▶ [EXERCISE TASKS]:
#1 From the discussion of Scripture, extract the passage that begins at the words "If intrinsic, then" and stops after the words "encounter with himself.".
#2 Summarize the discussion of Scripture in two sentences.
#3 Give what follows the last sentence of the discussion of Scripture.

▶ [EXTRACT TO READ]:
** BEGIN **

If intrinsic, then Scripture is the Word of God no matter whether anyone reads it or responds to it. If instrumental, then Scripture becomes the Word of God when God chooses to use it to generate an encounter with himself.
All holy books of humankind are working manuals to rectify our behavioral ethics, with our fellow human beings and with the resources of nature. The terminology of scriptures is differerent, thus misunderstanding can be pre-programmed. You have previously asked questions of the same root of inquiry; human religion and the scientitic method do not mix, like water and oil. Why? The scientific method can only work out repeating patterns (laws) of our world; the Hebrew Tanakh (Bible), the Greek Gospel (Evangelion) and the Arabic Qur'an (Hadith included) do all claim single events that are by no means accessible by scientific proof methods. Your pointing to intrinsics or instrumentality will be of no help for ethical behavior. Concerning the Greek Gospel: a meeting of early church fathers (~450) in a place that is today in Turkey has edited it. The valid edition claims that Jesus of Nazareth resurrected from the dead. You can only believe these reports or not.
In reality, "inspired" word of other humans, is more truthful. And absolutely more verifiable!
I know that deeply religious people try to circumvent (or ignore, or excuse) the contradictions in their respective holy books, but many such contradictions exist. One of the sources of real evil, in this world, is from individuals who latch on tenaciously to one quote, or one concept, in isolation of the rest. I think it's very dangerous to be claiming "word of God," without careful qualification. Just stick with the word "inspired," and we're on more solid ground.

** END **

(Annotated element entries)
** BEGIN **

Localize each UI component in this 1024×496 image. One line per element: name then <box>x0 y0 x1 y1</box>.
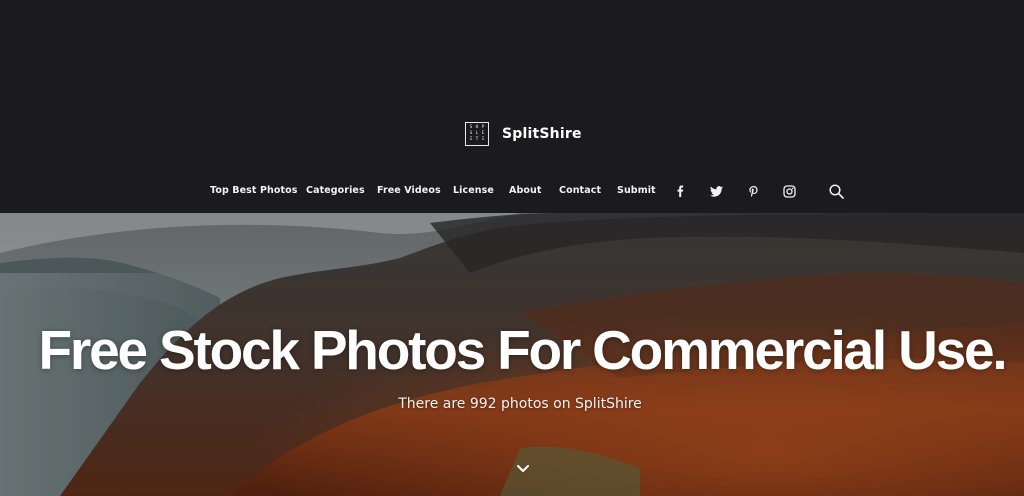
nav-item-top-best-photos[interactable]: Top Best Photos <box>210 180 298 202</box>
instagram-icon[interactable] <box>780 182 798 200</box>
site-header: S H P S L E I T I SplitShire Top Best Ph… <box>0 0 1024 213</box>
facebook-icon[interactable] <box>671 182 689 200</box>
hero-headline: Free Stock Photos For Commercial Use. <box>38 319 1008 381</box>
brand-name: SplitShire <box>502 126 582 142</box>
logo-letter: I <box>481 137 485 142</box>
nav-item-contact[interactable]: Contact <box>559 180 601 202</box>
nav-item-categories[interactable]: Categories <box>306 180 365 202</box>
twitter-icon[interactable] <box>707 182 725 200</box>
pinterest-icon[interactable] <box>744 182 762 200</box>
nav-item-free-videos[interactable]: Free Videos <box>377 180 441 202</box>
search-icon[interactable] <box>827 182 845 200</box>
main-nav: Top Best Photos Categories Free Videos L… <box>0 180 1024 202</box>
site-logo[interactable]: S H P S L E I T I SplitShire <box>465 122 582 146</box>
nav-item-license[interactable]: License <box>453 180 494 202</box>
nav-item-about[interactable]: About <box>509 180 541 202</box>
logo-mark-icon: S H P S L E I T I <box>465 122 489 146</box>
nav-item-submit[interactable]: Submit <box>617 180 656 202</box>
hero-subline: There are 992 photos on SplitShire <box>398 396 642 412</box>
chevron-down-icon[interactable] <box>515 462 531 476</box>
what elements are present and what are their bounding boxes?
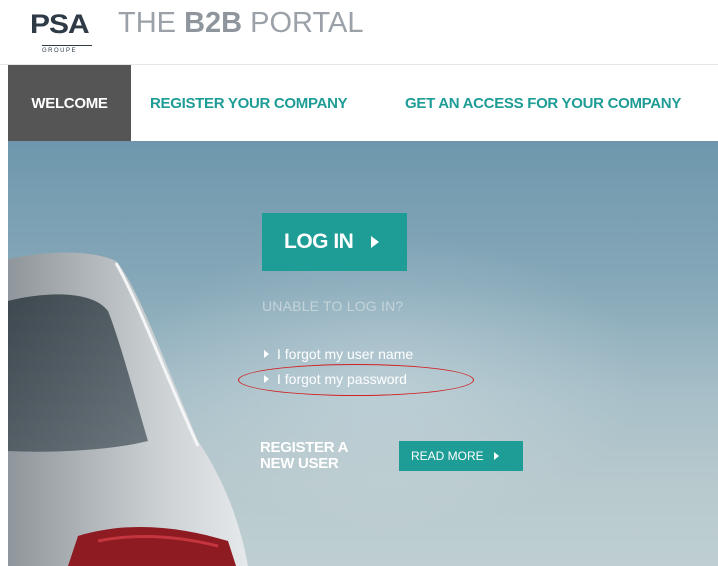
logo-groupe-text: GROUPE (42, 48, 78, 54)
chevron-right-icon (493, 452, 499, 460)
forgot-username-label: I forgot my user name (277, 346, 414, 362)
logo-psa-text: PSA (30, 9, 90, 40)
car-image (8, 252, 248, 566)
register-line-2: NEW USER (260, 455, 339, 472)
portal-title-b2b: B2B (184, 7, 243, 39)
forgot-password-label: I forgot my password (277, 371, 407, 387)
forgot-username-link[interactable]: I forgot my user name (264, 346, 413, 362)
hero-panel: LOG IN UNABLE TO LOG IN? I forgot my use… (8, 141, 718, 566)
psa-logo[interactable]: PSA GROUPE (30, 8, 100, 58)
read-more-label: READ MORE (411, 449, 484, 463)
portal-title-suffix: PORTAL (242, 7, 364, 39)
main-nav: WELCOME REGISTER YOUR COMPANY GET AN ACC… (0, 64, 718, 142)
register-new-user-label: REGISTER A NEW USER (260, 440, 348, 472)
portal-title: THE B2B PORTAL (118, 7, 364, 40)
nav-welcome[interactable]: WELCOME (8, 65, 131, 142)
forgot-password-link[interactable]: I forgot my password (264, 371, 407, 387)
logo-divider (42, 45, 92, 46)
read-more-button[interactable]: READ MORE (399, 441, 523, 471)
nav-get-access[interactable]: GET AN ACCESS FOR YOUR COMPANY (405, 65, 681, 142)
unable-to-login-label: UNABLE TO LOG IN? (262, 298, 404, 314)
triangle-right-icon (264, 350, 269, 358)
chevron-right-icon (371, 236, 380, 248)
header: PSA GROUPE THE B2B PORTAL (0, 0, 718, 64)
triangle-right-icon (264, 375, 269, 383)
nav-register-company[interactable]: REGISTER YOUR COMPANY (150, 65, 348, 142)
login-label: LOG IN (284, 230, 354, 253)
login-button[interactable]: LOG IN (262, 213, 407, 271)
register-line-1: REGISTER A (260, 439, 349, 456)
portal-title-prefix: THE (118, 7, 185, 39)
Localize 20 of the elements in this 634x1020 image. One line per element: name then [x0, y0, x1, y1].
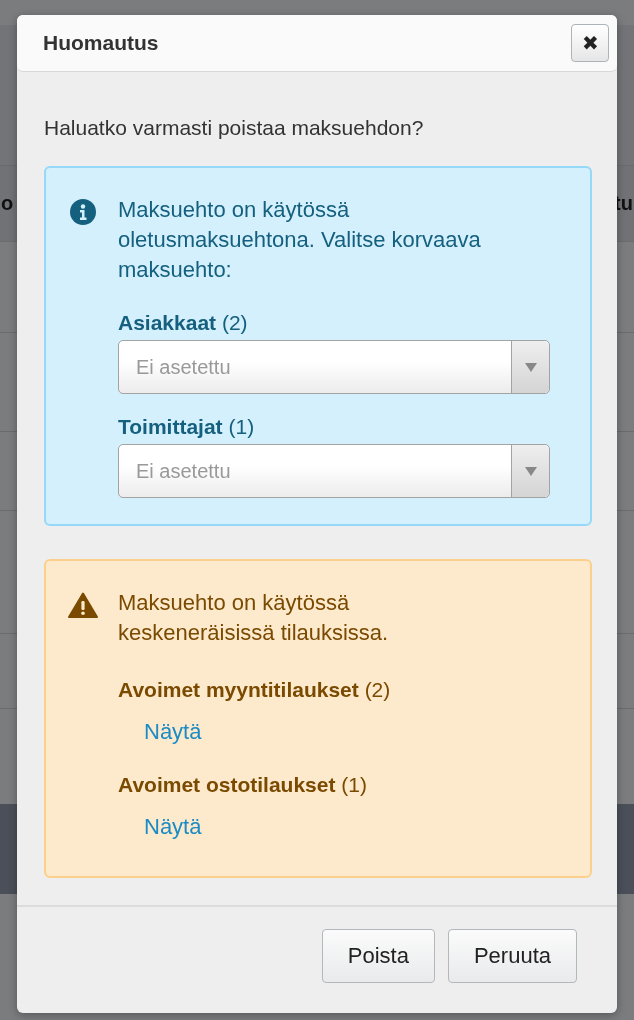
dialog-title: Huomautus — [43, 31, 159, 55]
question-text: Haluatko varmasti poistaa maksuehdon? — [44, 116, 425, 140]
show-link[interactable]: Näytä — [144, 812, 202, 842]
warning-icon — [68, 592, 98, 618]
section-label: Avoimet ostotilaukset (1) — [118, 772, 368, 798]
dialog-button[interactable]: Peruuta — [447, 929, 577, 983]
alert-message: Maksuehto on käytössä keskeneräisissä tilauksissa. — [118, 589, 390, 647]
info-icon — [70, 199, 96, 225]
section-label: Toimittajat (1) — [118, 414, 256, 440]
section-label: Asiakkaat (2) — [118, 310, 249, 336]
column-header: o — [1, 192, 14, 215]
close-button[interactable]: ✖ — [571, 24, 609, 62]
select-field[interactable]: Ei asetettu — [118, 340, 550, 394]
show-link[interactable]: Näytä — [144, 717, 202, 747]
caret-icon — [524, 466, 537, 476]
alert-message: Maksuehto on käytössä oletusmaksuehtona. Valitse korvaava maksuehto: — [118, 196, 482, 284]
select-field[interactable]: Ei asetettu — [118, 444, 550, 498]
dialog-button[interactable]: Poista — [321, 929, 435, 983]
caret-icon — [524, 362, 537, 372]
section-label: Avoimet myyntitilaukset (2) — [118, 677, 392, 703]
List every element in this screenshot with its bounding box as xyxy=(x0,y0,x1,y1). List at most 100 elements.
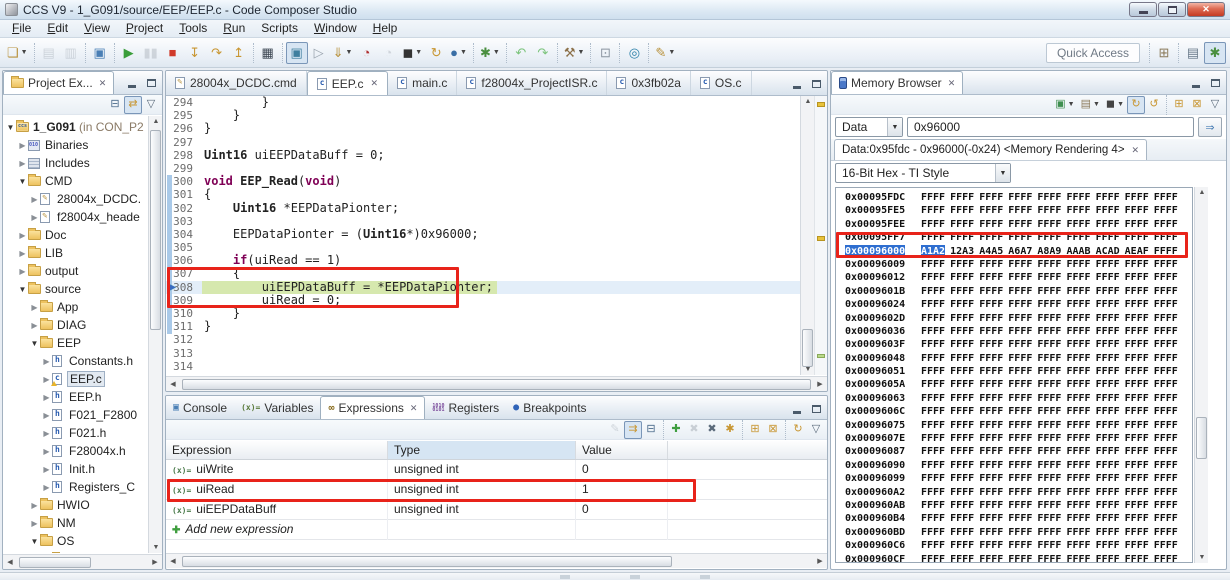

** END **

▶ [EXPECTED RESULTS]:
#1
If intrinsic, then Scripture is the Word of God no matter whether anyone reads it or responds to it. If instrumental, then Scripture becomes the Word of God when God chooses to use it to generate an encounter with himself.

#2 The discussion contrasts an intrinsic view, in which Scripture is the Word of God whether or not anyone reads it, with an instrumental view, in which it becomes the Word of God when God uses it to bring about an encounter with himself. The replies argue that religion and the scientific method do not mix because scriptures claim single events beyond scientific proof, and that calling Scripture "inspired" rather than the "word of God" puts the discussion on more solid ground.

#3
For me, my faith must determine the answer. If God is who and what He says He is then His Word must be taken in faith. The more I study the Bible the more I both understand and believe through faith in His word. I do not believe I can pick and choose the bits I should believe but accept God's word as His work. This is not 'blind faith' but conviction and an assurance of that conviction.
Sadly today many tend to use knowledge alone rather than allowing God to speak to us through His written word.
interesting question.... today seeing the interpretations of the sacred texts makes us see the clear difference between essence and instrumentalization.
I think it's worth watching this little social experiment that addresses this issue.
The continued reliance on old written texts to anchor spirituality in the 21st century is truly puzzling.
A brilliant cartoon from many years back springs to mind - the then apartheid South African government, led by Botha, was under pressure to let go of apartheid, and Botha gave a convoluted speech basically turning down reform.
The cartoon showed him with a speech bubble above his head containing his speech, but the speech text itself, inside the bubble, was shaped as the word 'NO' – an utterly brilliant illustration of the reality within the speech.
Once in a while, as in this cartoon, we catch glimpses of a higher-D language that would be far more capable, less limited and less limiting than all of our paltry one-dimensional languages.
If God ever wrote in a human language, it would be much like trying to depict our 3-D Earth in a lower dimensional 1-D line segment. Actually, according to religion itself, it would be far worse - the Earth is 3-D but God is unanimously depicted as infinite-D. Writing anything in 1-D would so totally degrade any godlike thoughts that there would be, in the end, precious little godly content left.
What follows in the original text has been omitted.